| PROBLEM DETAILS |
Copy every line of the records below without changing anything.
┏━━
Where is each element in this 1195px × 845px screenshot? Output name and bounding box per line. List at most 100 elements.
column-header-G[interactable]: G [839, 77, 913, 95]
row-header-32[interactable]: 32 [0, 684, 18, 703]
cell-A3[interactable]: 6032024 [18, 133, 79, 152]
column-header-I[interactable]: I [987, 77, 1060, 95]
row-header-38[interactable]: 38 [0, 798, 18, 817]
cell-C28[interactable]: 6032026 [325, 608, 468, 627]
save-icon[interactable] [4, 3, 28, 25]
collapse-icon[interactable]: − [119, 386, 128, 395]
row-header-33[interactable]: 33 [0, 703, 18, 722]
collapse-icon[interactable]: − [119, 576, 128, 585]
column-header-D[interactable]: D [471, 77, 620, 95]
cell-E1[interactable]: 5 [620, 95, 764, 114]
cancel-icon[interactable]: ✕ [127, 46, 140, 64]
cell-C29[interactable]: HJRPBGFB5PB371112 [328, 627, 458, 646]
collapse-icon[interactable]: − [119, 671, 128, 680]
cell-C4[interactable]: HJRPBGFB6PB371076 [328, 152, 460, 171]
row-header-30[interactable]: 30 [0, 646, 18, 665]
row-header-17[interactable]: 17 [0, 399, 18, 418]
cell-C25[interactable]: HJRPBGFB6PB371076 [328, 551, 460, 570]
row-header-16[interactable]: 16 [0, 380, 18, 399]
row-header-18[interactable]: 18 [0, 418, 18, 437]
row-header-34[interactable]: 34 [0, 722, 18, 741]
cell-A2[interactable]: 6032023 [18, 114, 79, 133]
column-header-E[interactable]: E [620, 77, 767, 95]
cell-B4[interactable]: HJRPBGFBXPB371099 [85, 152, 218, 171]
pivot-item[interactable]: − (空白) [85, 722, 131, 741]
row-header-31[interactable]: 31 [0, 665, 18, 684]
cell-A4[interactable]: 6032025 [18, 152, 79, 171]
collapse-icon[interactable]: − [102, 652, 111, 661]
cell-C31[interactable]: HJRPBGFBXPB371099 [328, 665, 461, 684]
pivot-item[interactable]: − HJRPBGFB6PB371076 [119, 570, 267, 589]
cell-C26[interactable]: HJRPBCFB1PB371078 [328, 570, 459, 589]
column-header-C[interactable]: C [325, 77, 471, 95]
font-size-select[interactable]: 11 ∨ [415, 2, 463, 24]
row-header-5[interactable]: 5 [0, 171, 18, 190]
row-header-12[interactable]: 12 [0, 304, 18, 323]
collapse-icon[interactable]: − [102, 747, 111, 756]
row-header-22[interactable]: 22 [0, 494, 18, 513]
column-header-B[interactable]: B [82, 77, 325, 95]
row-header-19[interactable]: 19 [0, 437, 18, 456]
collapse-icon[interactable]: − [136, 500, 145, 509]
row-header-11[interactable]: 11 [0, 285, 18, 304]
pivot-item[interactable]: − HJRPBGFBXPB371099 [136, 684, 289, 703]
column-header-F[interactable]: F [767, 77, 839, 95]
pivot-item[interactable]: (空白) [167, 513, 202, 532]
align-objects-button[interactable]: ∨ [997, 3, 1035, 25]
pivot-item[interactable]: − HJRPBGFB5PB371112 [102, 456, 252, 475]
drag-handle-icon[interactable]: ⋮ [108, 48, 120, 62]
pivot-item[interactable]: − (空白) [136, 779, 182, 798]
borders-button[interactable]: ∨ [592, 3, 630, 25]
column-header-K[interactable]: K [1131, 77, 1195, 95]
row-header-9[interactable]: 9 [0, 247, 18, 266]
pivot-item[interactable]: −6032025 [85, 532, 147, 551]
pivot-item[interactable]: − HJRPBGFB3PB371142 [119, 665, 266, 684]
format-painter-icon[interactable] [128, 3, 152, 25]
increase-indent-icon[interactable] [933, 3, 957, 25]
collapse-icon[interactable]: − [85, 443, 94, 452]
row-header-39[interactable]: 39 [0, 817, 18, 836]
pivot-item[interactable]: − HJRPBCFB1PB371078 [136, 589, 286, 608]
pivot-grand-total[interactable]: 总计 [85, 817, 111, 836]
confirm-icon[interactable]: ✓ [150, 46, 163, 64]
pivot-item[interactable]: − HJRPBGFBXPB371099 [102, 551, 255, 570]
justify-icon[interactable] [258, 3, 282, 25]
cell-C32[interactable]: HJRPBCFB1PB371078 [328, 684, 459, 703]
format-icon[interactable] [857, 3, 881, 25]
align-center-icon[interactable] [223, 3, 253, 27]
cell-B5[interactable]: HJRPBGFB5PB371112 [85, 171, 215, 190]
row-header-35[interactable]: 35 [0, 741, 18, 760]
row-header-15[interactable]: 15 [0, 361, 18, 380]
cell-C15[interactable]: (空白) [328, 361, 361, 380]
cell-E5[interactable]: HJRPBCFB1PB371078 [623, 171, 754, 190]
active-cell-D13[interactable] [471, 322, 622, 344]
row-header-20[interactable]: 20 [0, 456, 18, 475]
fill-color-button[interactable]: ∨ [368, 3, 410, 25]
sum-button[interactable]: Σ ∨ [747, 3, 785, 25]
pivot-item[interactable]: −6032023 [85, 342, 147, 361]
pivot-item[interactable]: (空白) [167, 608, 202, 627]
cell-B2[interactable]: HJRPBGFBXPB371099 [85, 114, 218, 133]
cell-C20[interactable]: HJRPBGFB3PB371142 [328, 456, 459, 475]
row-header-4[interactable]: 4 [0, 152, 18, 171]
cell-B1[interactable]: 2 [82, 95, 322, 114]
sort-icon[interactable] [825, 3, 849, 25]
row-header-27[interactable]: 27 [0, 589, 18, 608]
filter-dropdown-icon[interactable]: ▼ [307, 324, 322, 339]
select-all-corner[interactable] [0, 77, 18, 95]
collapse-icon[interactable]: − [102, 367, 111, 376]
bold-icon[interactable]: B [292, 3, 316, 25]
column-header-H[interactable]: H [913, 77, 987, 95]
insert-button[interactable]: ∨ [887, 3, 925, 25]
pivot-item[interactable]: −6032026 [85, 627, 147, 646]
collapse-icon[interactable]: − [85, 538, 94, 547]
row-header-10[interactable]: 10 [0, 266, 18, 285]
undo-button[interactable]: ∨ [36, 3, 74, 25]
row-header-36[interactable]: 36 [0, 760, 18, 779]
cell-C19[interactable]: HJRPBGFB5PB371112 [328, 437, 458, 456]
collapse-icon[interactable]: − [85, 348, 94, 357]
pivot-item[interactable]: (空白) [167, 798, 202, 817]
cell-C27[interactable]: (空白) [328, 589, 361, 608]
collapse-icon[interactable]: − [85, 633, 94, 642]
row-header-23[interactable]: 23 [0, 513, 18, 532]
┗━━
| THE SOLUTION |
Where is each element in this 1195px × 845px screenshot? Output name and bounding box per line. List at most 100 elements.
column-header-G[interactable]: G [839, 77, 913, 95]
row-header-32[interactable]: 32 [0, 684, 18, 703]
cell-A3[interactable]: 6032024 [18, 133, 79, 152]
column-header-I[interactable]: I [987, 77, 1060, 95]
row-header-38[interactable]: 38 [0, 798, 18, 817]
cell-C28[interactable]: 6032026 [325, 608, 468, 627]
save-icon[interactable] [4, 3, 28, 25]
collapse-icon[interactable]: − [119, 386, 128, 395]
row-header-33[interactable]: 33 [0, 703, 18, 722]
collapse-icon[interactable]: − [119, 576, 128, 585]
column-header-D[interactable]: D [471, 77, 620, 95]
cell-E1[interactable]: 5 [620, 95, 764, 114]
cancel-icon[interactable]: ✕ [127, 46, 140, 64]
cell-C29[interactable]: HJRPBGFB5PB371112 [328, 627, 458, 646]
collapse-icon[interactable]: − [119, 671, 128, 680]
cell-C4[interactable]: HJRPBGFB6PB371076 [328, 152, 460, 171]
row-header-30[interactable]: 30 [0, 646, 18, 665]
row-header-17[interactable]: 17 [0, 399, 18, 418]
cell-C25[interactable]: HJRPBGFB6PB371076 [328, 551, 460, 570]
row-header-16[interactable]: 16 [0, 380, 18, 399]
row-header-18[interactable]: 18 [0, 418, 18, 437]
row-header-34[interactable]: 34 [0, 722, 18, 741]
cell-A2[interactable]: 6032023 [18, 114, 79, 133]
column-header-E[interactable]: E [620, 77, 767, 95]
cell-B4[interactable]: HJRPBGFBXPB371099 [85, 152, 218, 171]
pivot-item[interactable]: − (空白) [85, 722, 131, 741]
row-header-31[interactable]: 31 [0, 665, 18, 684]
cell-A4[interactable]: 6032025 [18, 152, 79, 171]
collapse-icon[interactable]: − [102, 652, 111, 661]
cell-C31[interactable]: HJRPBGFBXPB371099 [328, 665, 461, 684]
pivot-item[interactable]: − HJRPBGFB6PB371076 [119, 570, 267, 589]
cell-C26[interactable]: HJRPBCFB1PB371078 [328, 570, 459, 589]
column-header-C[interactable]: C [325, 77, 471, 95]
font-size-select[interactable]: 11 ∨ [415, 2, 463, 24]
row-header-5[interactable]: 5 [0, 171, 18, 190]
row-header-12[interactable]: 12 [0, 304, 18, 323]
collapse-icon[interactable]: − [102, 747, 111, 756]
row-header-22[interactable]: 22 [0, 494, 18, 513]
column-header-B[interactable]: B [82, 77, 325, 95]
row-header-19[interactable]: 19 [0, 437, 18, 456]
collapse-icon[interactable]: − [136, 500, 145, 509]
row-header-11[interactable]: 11 [0, 285, 18, 304]
pivot-item[interactable]: − HJRPBGFBXPB371099 [136, 684, 289, 703]
column-header-F[interactable]: F [767, 77, 839, 95]
pivot-item[interactable]: (空白) [167, 513, 202, 532]
align-objects-button[interactable]: ∨ [997, 3, 1035, 25]
pivot-item[interactable]: − HJRPBGFB5PB371112 [102, 456, 252, 475]
drag-handle-icon[interactable]: ⋮ [108, 48, 120, 62]
pivot-item[interactable]: − (空白) [136, 779, 182, 798]
borders-button[interactable]: ∨ [592, 3, 630, 25]
column-header-K[interactable]: K [1131, 77, 1195, 95]
row-header-9[interactable]: 9 [0, 247, 18, 266]
pivot-item[interactable]: −6032025 [85, 532, 147, 551]
pivot-item[interactable]: − HJRPBGFB3PB371142 [119, 665, 266, 684]
format-painter-icon[interactable] [128, 3, 152, 25]
increase-indent-icon[interactable] [933, 3, 957, 25]
collapse-icon[interactable]: − [85, 443, 94, 452]
row-header-39[interactable]: 39 [0, 817, 18, 836]
pivot-item[interactable]: − HJRPBCFB1PB371078 [136, 589, 286, 608]
pivot-grand-total[interactable]: 总计 [85, 817, 111, 836]
confirm-icon[interactable]: ✓ [150, 46, 163, 64]
pivot-item[interactable]: − HJRPBGFBXPB371099 [102, 551, 255, 570]
justify-icon[interactable] [258, 3, 282, 25]
cell-C32[interactable]: HJRPBCFB1PB371078 [328, 684, 459, 703]
format-icon[interactable] [857, 3, 881, 25]
align-center-icon[interactable] [223, 3, 253, 27]
cell-B5[interactable]: HJRPBGFB5PB371112 [85, 171, 215, 190]
row-header-35[interactable]: 35 [0, 741, 18, 760]
row-header-15[interactable]: 15 [0, 361, 18, 380]
cell-C15[interactable]: (空白) [328, 361, 361, 380]
cell-E5[interactable]: HJRPBCFB1PB371078 [623, 171, 754, 190]
active-cell-D13[interactable] [471, 322, 622, 344]
row-header-20[interactable]: 20 [0, 456, 18, 475]
fill-color-button[interactable]: ∨ [368, 3, 410, 25]
sum-button[interactable]: Σ ∨ [747, 3, 785, 25]
pivot-item[interactable]: −6032023 [85, 342, 147, 361]
pivot-item[interactable]: (空白) [167, 608, 202, 627]
cell-B2[interactable]: HJRPBGFBXPB371099 [85, 114, 218, 133]
cell-C20[interactable]: HJRPBGFB3PB371142 [328, 456, 459, 475]
row-header-4[interactable]: 4 [0, 152, 18, 171]
cell-B1[interactable]: 2 [82, 95, 322, 114]
sort-icon[interactable] [825, 3, 849, 25]
row-header-27[interactable]: 27 [0, 589, 18, 608]
filter-dropdown-icon[interactable]: ▼ [307, 324, 322, 339]
select-all-corner[interactable] [0, 77, 18, 95]
collapse-icon[interactable]: − [102, 367, 111, 376]
bold-icon[interactable]: B [292, 3, 316, 25]
column-header-H[interactable]: H [913, 77, 987, 95]
insert-button[interactable]: ∨ [887, 3, 925, 25]
pivot-item[interactable]: −6032026 [85, 627, 147, 646]
collapse-icon[interactable]: − [85, 538, 94, 547]
row-header-10[interactable]: 10 [0, 266, 18, 285]
undo-button[interactable]: ∨ [36, 3, 74, 25]
row-header-36[interactable]: 36 [0, 760, 18, 779]
cell-C19[interactable]: HJRPBGFB5PB371112 [328, 437, 458, 456]
collapse-icon[interactable]: − [85, 348, 94, 357]
pivot-item[interactable]: (空白) [167, 798, 202, 817]
cell-C27[interactable]: (空白) [328, 589, 361, 608]
collapse-icon[interactable]: − [85, 633, 94, 642]
row-header-23[interactable]: 23 [0, 513, 18, 532]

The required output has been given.